## Problem to solve
Find every line with the word "passou". Copy those lines.

## Given entries
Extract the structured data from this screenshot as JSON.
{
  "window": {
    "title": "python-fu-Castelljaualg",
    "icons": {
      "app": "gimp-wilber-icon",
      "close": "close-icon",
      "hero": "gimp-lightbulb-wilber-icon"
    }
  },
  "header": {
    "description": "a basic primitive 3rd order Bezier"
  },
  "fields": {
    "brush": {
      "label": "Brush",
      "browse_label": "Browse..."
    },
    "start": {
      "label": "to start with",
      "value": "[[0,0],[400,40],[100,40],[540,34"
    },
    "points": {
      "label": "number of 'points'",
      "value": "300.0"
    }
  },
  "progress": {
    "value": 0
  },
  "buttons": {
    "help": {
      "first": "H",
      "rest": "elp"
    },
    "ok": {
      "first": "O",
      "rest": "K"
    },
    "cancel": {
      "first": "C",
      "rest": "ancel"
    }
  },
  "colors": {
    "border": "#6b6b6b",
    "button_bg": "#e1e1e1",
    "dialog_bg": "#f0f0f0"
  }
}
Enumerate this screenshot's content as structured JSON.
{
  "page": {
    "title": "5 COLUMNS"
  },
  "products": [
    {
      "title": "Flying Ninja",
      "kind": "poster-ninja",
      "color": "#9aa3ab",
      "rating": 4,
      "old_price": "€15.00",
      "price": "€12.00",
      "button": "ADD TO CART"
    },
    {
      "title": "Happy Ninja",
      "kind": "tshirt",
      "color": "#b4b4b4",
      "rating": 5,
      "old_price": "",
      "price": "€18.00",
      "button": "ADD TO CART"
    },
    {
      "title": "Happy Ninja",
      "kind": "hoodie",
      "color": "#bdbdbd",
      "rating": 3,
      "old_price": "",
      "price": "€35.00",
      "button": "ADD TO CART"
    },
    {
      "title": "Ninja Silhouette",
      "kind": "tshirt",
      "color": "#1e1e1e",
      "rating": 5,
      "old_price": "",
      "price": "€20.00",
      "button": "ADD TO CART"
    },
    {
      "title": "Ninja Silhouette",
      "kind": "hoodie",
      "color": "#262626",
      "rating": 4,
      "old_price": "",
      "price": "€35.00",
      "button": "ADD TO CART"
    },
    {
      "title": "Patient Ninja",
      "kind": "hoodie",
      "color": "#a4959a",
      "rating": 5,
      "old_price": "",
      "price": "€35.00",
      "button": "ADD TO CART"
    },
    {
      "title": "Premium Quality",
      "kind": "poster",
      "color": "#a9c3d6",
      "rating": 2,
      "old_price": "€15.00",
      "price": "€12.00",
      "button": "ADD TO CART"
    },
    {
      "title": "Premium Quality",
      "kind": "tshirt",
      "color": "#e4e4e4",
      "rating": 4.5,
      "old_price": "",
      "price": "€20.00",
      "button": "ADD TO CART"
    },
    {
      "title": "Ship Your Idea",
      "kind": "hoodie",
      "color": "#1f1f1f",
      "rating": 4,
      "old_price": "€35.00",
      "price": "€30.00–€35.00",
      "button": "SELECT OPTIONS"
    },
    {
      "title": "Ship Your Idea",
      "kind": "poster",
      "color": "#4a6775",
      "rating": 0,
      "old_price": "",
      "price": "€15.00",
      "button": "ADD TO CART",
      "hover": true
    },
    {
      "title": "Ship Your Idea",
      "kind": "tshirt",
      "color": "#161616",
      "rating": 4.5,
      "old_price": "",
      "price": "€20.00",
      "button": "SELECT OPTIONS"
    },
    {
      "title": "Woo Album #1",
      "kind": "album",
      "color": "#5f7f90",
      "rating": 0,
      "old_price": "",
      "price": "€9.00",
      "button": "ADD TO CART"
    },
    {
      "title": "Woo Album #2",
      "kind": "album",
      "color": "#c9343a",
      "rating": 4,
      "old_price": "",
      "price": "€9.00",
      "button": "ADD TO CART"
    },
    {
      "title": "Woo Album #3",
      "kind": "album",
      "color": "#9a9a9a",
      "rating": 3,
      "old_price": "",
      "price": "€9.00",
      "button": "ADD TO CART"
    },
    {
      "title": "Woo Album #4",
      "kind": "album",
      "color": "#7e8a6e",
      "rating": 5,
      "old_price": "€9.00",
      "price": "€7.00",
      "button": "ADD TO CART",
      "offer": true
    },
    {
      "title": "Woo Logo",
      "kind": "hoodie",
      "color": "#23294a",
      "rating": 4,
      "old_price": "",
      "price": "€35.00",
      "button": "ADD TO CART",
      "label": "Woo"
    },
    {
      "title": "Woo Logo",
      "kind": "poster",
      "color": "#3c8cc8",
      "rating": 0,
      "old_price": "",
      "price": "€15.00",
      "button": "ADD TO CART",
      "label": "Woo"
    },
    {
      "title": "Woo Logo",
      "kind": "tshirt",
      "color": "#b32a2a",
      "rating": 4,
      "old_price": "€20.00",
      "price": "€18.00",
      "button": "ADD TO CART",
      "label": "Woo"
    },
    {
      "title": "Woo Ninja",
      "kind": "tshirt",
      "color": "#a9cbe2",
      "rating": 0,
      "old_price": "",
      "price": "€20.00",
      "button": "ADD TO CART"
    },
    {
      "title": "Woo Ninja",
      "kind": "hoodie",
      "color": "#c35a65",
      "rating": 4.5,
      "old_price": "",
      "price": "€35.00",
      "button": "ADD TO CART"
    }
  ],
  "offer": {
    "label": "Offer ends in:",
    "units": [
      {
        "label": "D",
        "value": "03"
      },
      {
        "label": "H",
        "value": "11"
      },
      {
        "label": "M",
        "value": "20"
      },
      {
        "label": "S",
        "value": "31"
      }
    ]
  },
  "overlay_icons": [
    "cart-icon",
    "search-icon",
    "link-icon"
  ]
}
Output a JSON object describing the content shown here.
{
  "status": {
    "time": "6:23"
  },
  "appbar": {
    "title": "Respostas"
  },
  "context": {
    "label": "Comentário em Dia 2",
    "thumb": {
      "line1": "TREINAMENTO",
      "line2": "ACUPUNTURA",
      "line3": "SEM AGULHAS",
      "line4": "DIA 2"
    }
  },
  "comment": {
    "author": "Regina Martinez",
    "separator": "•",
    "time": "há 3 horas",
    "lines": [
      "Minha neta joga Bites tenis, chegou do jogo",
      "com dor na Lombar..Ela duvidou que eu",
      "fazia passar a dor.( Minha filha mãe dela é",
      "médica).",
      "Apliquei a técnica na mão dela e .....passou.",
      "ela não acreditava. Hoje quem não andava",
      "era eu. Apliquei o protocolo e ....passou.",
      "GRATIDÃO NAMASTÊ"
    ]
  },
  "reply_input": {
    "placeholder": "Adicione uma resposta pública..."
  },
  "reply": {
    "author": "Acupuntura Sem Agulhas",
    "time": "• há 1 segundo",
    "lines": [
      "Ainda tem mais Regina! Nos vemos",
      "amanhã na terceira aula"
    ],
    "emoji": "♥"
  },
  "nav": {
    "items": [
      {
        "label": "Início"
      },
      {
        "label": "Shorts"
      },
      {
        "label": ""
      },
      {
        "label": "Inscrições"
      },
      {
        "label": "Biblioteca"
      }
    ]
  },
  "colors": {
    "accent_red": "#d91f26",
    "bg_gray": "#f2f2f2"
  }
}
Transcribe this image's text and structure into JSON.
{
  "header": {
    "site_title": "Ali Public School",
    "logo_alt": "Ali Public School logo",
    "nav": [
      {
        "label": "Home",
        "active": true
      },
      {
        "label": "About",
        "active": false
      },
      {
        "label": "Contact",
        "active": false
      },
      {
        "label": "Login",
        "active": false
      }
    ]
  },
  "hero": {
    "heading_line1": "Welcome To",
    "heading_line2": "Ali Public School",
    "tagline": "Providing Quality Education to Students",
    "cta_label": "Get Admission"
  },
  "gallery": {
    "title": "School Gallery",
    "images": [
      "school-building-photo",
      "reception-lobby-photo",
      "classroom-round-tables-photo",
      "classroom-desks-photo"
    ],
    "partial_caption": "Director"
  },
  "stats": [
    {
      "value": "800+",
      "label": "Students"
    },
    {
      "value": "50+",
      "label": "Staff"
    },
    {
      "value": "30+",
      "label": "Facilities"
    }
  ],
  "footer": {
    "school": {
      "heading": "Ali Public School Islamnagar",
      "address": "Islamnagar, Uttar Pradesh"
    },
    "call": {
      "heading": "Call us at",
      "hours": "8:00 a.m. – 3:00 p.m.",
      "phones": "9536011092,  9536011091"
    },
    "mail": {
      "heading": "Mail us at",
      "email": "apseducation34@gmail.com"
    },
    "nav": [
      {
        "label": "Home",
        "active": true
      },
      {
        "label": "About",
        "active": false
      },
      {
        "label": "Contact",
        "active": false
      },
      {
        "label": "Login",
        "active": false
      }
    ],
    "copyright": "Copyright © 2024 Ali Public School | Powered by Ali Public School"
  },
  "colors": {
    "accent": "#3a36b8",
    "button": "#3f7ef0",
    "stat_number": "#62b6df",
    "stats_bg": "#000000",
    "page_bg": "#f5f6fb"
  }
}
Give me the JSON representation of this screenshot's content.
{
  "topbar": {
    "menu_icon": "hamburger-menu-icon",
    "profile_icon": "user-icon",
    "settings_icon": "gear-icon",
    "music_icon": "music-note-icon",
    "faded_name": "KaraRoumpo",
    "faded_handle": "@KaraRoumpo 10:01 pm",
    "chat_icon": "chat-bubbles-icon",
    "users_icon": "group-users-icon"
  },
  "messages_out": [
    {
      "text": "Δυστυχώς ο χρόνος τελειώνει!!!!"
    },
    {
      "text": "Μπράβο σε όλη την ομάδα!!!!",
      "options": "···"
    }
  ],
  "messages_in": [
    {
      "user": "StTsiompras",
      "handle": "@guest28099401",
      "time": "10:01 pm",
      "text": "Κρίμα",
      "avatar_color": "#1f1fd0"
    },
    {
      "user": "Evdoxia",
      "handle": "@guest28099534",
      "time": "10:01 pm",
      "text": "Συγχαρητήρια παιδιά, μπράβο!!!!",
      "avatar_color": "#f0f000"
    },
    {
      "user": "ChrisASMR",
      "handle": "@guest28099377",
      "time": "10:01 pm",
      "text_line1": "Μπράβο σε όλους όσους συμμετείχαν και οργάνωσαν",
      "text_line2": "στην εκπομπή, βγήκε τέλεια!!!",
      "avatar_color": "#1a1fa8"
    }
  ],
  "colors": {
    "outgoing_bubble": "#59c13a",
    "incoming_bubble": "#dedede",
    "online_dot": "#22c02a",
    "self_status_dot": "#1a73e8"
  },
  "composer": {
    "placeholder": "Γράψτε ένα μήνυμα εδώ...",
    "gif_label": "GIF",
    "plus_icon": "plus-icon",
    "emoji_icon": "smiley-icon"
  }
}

## Correct output
      "Apliquei a técnica na mão dela e .....passou.",
      "era eu. Apliquei o protocolo e ....passou.",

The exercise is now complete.